## Start

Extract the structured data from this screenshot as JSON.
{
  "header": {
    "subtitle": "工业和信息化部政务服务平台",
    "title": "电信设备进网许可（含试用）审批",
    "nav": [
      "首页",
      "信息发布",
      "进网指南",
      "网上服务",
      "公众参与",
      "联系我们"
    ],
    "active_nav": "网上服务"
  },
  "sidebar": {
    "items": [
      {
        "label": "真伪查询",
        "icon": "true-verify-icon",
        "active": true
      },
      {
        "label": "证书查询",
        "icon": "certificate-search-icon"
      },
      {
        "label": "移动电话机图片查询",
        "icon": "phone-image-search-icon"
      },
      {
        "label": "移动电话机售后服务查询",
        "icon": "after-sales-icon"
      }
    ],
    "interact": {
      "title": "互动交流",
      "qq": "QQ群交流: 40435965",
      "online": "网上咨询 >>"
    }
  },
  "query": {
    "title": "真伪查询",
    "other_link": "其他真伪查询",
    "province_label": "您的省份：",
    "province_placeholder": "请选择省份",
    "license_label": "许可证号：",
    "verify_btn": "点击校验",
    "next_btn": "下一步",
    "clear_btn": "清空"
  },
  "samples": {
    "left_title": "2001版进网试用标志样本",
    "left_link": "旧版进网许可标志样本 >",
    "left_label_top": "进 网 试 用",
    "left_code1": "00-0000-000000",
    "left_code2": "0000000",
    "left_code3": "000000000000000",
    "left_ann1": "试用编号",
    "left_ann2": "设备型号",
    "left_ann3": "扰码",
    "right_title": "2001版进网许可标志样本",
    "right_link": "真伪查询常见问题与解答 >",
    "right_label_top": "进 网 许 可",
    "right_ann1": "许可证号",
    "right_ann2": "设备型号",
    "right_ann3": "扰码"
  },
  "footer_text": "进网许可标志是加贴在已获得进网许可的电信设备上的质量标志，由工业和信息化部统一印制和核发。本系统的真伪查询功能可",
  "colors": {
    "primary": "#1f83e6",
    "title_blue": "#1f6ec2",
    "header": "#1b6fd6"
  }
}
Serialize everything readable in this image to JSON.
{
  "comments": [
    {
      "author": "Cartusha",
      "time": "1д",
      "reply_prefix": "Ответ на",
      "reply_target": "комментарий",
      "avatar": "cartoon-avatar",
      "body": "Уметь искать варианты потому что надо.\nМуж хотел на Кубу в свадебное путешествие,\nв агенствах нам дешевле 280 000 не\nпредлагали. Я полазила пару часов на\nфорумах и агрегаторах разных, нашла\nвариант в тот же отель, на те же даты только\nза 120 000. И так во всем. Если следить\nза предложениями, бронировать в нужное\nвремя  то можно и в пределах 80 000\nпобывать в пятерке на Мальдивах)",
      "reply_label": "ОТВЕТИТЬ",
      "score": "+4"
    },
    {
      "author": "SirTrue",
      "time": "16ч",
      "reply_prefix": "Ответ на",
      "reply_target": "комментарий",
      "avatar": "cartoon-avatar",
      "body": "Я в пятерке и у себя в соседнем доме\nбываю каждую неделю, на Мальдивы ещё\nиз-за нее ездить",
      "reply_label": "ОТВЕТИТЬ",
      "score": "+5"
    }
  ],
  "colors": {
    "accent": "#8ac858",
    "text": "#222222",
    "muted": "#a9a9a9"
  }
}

## End

• _Challenge_
All of the material above needs to be retyped word for word.

• _Full response_
Extract the structured data from this screenshot as JSON.
{
  "header": {
    "subtitle": "工业和信息化部政务服务平台",
    "title": "电信设备进网许可（含试用）审批",
    "nav": [
      "首页",
      "信息发布",
      "进网指南",
      "网上服务",
      "公众参与",
      "联系我们"
    ],
    "active_nav": "网上服务"
  },
  "sidebar": {
    "items": [
      {
        "label": "真伪查询",
        "icon": "true-verify-icon",
        "active": true
      },
      {
        "label": "证书查询",
        "icon": "certificate-search-icon"
      },
      {
        "label": "移动电话机图片查询",
        "icon": "phone-image-search-icon"
      },
      {
        "label": "移动电话机售后服务查询",
        "icon": "after-sales-icon"
      }
    ],
    "interact": {
      "title": "互动交流",
      "qq": "QQ群交流: 40435965",
      "online": "网上咨询 >>"
    }
  },
  "query": {
    "title": "真伪查询",
    "other_link": "其他真伪查询",
    "province_label": "您的省份：",
    "province_placeholder": "请选择省份",
    "license_label": "许可证号：",
    "verify_btn": "点击校验",
    "next_btn": "下一步",
    "clear_btn": "清空"
  },
  "samples": {
    "left_title": "2001版进网试用标志样本",
    "left_link": "旧版进网许可标志样本 >",
    "left_label_top": "进 网 试 用",
    "left_code1": "00-0000-000000",
    "left_code2": "0000000",
    "left_code3": "000000000000000",
    "left_ann1": "试用编号",
    "left_ann2": "设备型号",
    "left_ann3": "扰码",
    "right_title": "2001版进网许可标志样本",
    "right_link": "真伪查询常见问题与解答 >",
    "right_label_top": "进 网 许 可",
    "right_ann1": "许可证号",
    "right_ann2": "设备型号",
    "right_ann3": "扰码"
  },
  "footer_text": "进网许可标志是加贴在已获得进网许可的电信设备上的质量标志，由工业和信息化部统一印制和核发。本系统的真伪查询功能可",
  "colors": {
    "primary": "#1f83e6",
    "title_blue": "#1f6ec2",
    "header": "#1b6fd6"
  }
}
Serialize everything readable in this image to JSON.
{
  "comments": [
    {
      "author": "Cartusha",
      "time": "1д",
      "reply_prefix": "Ответ на",
      "reply_target": "комментарий",
      "avatar": "cartoon-avatar",
      "body": "Уметь искать варианты потому что надо.\nМуж хотел на Кубу в свадебное путешествие,\nв агенствах нам дешевле 280 000 не\nпредлагали. Я полазила пару часов на\nфорумах и агрегаторах разных, нашла\nвариант в тот же отель, на те же даты только\nза 120 000. И так во всем. Если следить\nза предложениями, бронировать в нужное\nвремя  то можно и в пределах 80 000\nпобывать в пятерке на Мальдивах)",
      "reply_label": "ОТВЕТИТЬ",
      "score": "+4"
    },
    {
      "author": "SirTrue",
      "time": "16ч",
      "reply_prefix": "Ответ на",
      "reply_target": "комментарий",
      "avatar": "cartoon-avatar",
      "body": "Я в пятерке и у себя в соседнем доме\nбываю каждую неделю, на Мальдивы ещё\nиз-за нее ездить",
      "reply_label": "ОТВЕТИТЬ",
      "score": "+5"
    }
  ],
  "colors": {
    "accent": "#8ac858",
    "text": "#222222",
    "muted": "#a9a9a9"
  }
}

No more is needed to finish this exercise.